───── Supplied records

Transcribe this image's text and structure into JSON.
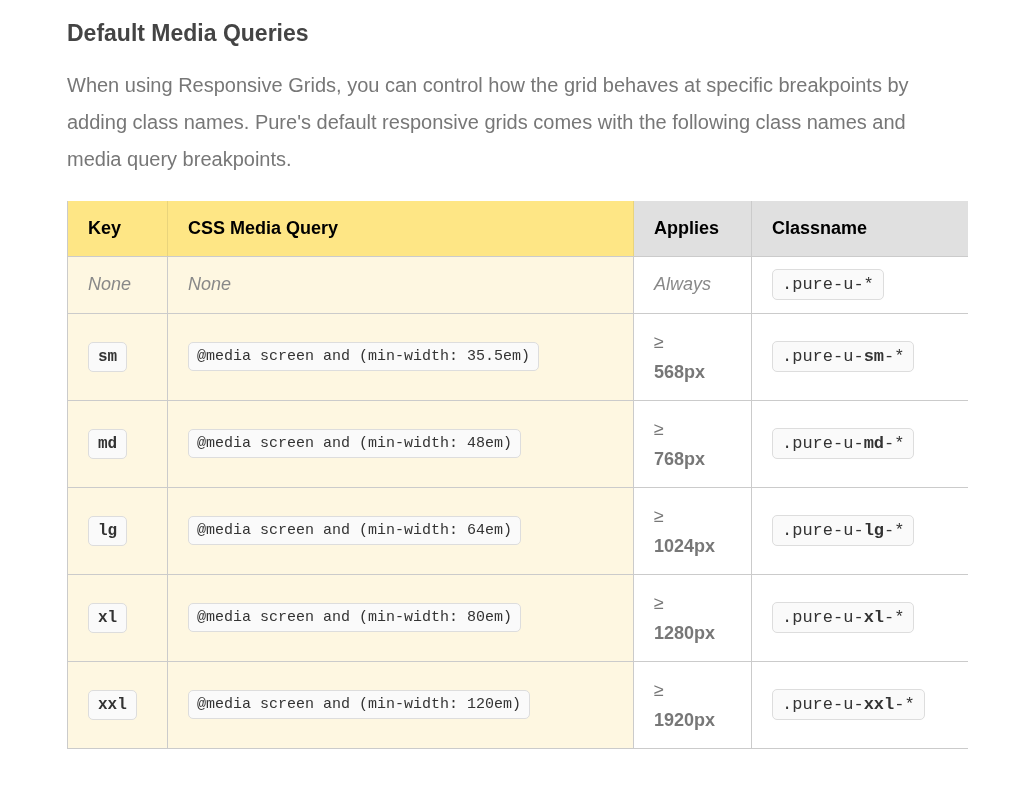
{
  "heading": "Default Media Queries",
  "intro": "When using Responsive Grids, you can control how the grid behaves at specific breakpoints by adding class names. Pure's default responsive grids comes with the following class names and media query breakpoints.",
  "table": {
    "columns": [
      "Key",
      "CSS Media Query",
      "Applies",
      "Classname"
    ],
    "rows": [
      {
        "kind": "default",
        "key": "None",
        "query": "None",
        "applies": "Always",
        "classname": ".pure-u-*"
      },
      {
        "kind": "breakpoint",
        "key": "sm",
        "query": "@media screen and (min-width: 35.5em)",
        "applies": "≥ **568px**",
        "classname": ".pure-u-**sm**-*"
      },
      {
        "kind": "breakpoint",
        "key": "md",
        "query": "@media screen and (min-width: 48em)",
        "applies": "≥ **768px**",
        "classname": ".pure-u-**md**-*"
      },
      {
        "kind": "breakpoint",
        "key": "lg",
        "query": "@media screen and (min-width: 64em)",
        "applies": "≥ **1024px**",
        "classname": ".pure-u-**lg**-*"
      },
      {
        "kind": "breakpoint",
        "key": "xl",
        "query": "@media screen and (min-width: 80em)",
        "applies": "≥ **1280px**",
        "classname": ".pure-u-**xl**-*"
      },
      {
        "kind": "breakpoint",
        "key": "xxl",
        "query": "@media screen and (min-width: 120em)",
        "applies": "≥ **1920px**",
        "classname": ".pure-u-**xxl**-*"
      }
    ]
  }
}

──────────
───── Supplied records

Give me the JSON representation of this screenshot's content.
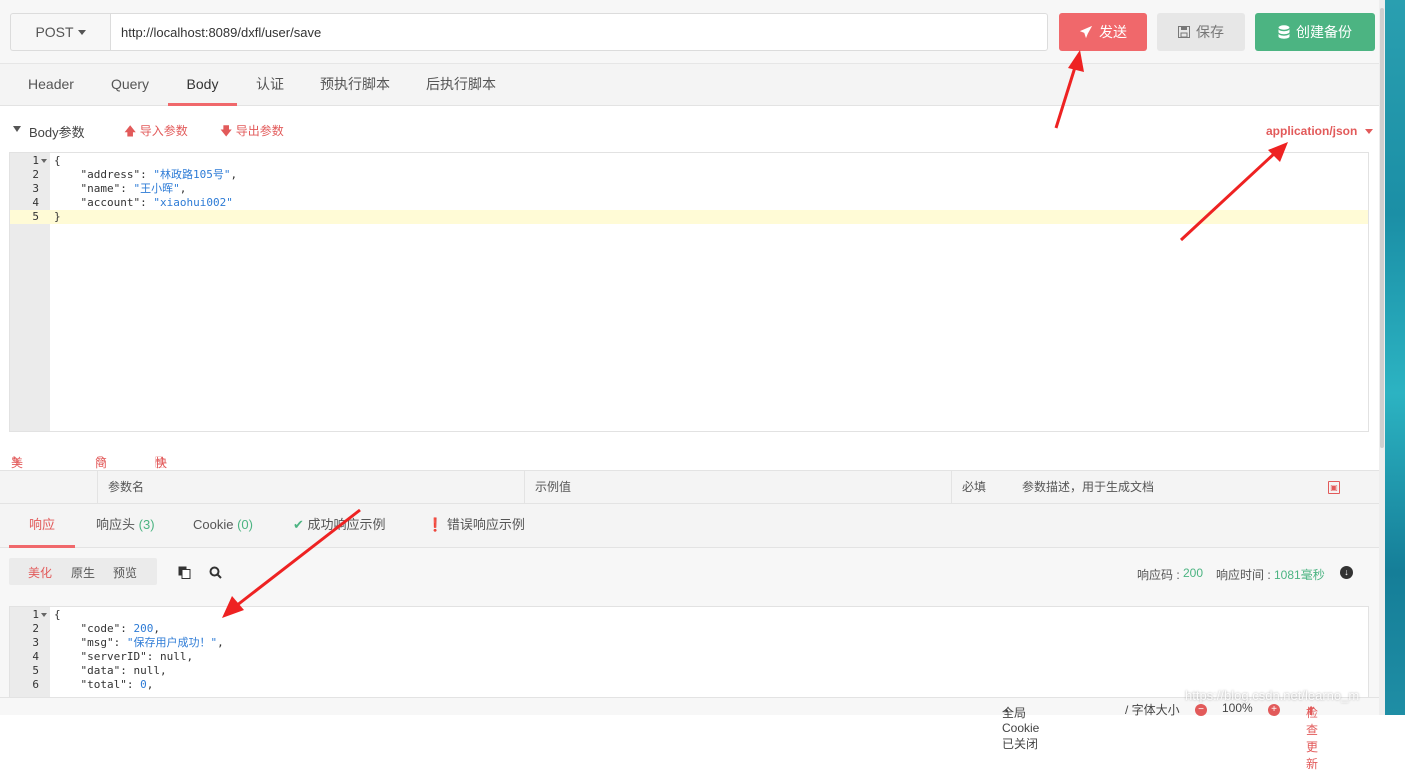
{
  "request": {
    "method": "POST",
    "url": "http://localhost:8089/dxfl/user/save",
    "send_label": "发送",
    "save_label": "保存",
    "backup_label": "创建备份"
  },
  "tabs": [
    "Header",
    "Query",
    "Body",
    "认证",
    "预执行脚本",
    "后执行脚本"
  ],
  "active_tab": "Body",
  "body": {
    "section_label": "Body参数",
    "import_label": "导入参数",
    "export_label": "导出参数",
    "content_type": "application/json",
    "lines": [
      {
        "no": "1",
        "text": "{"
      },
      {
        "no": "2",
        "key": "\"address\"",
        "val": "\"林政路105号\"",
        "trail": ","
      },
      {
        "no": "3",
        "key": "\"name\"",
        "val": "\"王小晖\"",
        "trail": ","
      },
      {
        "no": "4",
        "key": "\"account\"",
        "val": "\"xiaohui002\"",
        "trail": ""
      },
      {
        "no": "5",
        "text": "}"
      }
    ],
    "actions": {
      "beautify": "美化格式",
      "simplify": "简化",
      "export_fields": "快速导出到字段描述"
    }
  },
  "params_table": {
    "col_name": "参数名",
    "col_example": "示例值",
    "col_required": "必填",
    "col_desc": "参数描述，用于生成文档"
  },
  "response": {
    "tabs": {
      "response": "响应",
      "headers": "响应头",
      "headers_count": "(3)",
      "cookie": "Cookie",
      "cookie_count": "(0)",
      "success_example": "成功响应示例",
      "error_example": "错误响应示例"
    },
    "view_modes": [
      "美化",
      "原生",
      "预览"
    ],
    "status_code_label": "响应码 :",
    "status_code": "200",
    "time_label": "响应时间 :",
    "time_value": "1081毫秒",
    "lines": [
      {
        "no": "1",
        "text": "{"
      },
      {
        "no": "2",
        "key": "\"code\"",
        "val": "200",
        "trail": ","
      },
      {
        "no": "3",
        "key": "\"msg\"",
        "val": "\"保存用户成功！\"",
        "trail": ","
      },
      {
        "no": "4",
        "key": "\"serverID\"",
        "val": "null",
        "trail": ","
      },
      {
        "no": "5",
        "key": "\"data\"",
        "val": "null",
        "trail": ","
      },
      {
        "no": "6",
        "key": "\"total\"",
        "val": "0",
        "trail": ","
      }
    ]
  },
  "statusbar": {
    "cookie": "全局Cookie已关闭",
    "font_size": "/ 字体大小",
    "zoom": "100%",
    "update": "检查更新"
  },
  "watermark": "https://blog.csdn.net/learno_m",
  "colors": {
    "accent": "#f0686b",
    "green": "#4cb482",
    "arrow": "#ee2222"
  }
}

──────────
───── Supplied records

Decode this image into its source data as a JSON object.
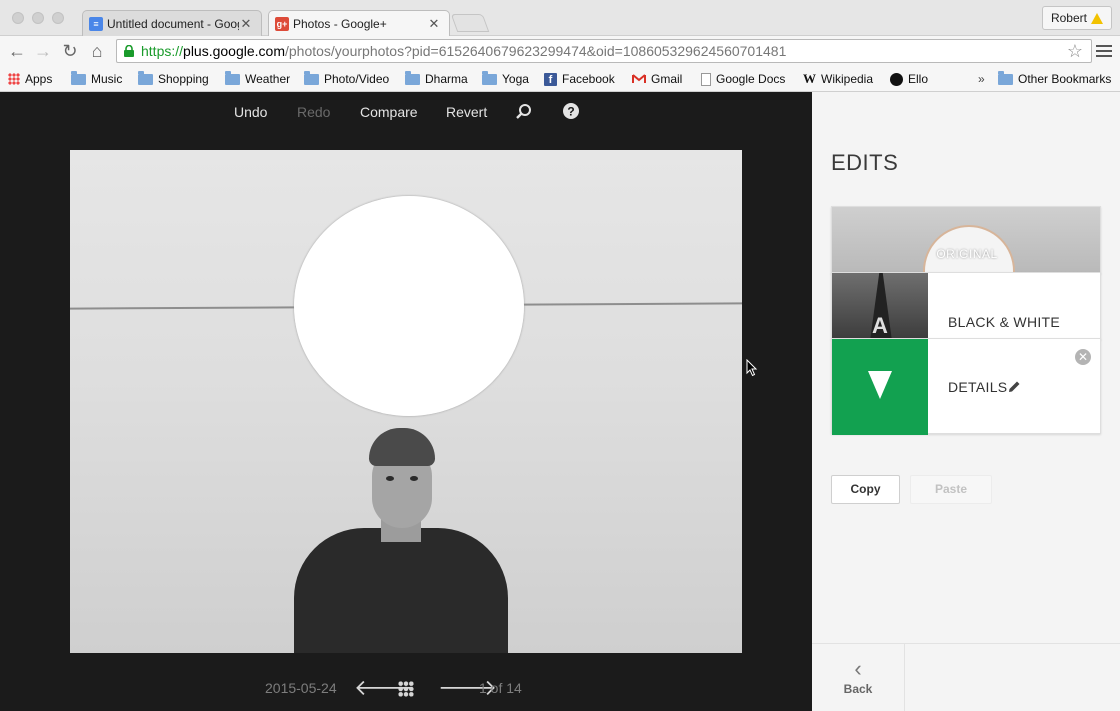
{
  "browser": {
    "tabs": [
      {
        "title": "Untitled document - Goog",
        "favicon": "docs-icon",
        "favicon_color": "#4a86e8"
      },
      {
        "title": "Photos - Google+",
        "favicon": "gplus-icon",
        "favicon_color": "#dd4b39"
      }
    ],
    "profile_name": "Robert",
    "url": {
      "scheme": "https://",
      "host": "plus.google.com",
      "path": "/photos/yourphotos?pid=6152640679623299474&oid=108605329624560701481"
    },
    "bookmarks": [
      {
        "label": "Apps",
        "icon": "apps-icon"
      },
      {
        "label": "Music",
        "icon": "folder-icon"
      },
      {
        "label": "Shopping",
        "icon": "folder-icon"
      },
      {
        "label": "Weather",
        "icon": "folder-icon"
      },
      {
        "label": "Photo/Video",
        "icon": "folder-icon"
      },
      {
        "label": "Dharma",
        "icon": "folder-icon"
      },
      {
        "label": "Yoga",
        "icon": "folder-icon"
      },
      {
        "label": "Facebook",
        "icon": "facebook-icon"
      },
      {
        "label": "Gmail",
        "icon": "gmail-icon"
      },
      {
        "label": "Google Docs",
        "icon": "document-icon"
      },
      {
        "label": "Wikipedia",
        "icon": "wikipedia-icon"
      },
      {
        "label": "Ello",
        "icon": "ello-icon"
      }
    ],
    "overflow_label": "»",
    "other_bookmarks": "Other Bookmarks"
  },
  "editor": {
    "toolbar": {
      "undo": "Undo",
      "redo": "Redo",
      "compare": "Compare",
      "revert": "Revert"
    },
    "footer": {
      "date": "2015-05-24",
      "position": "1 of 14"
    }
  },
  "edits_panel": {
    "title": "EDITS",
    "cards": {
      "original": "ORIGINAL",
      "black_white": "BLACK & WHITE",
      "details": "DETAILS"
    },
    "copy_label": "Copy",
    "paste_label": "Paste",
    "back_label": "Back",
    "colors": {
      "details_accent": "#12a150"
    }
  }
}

──────────

# Stated task
Extract all lines containing the word "text".

# In response
Transcribe this image's text and structure into JSON.
        "text": "{"
        "text": "}"
        "text": "{"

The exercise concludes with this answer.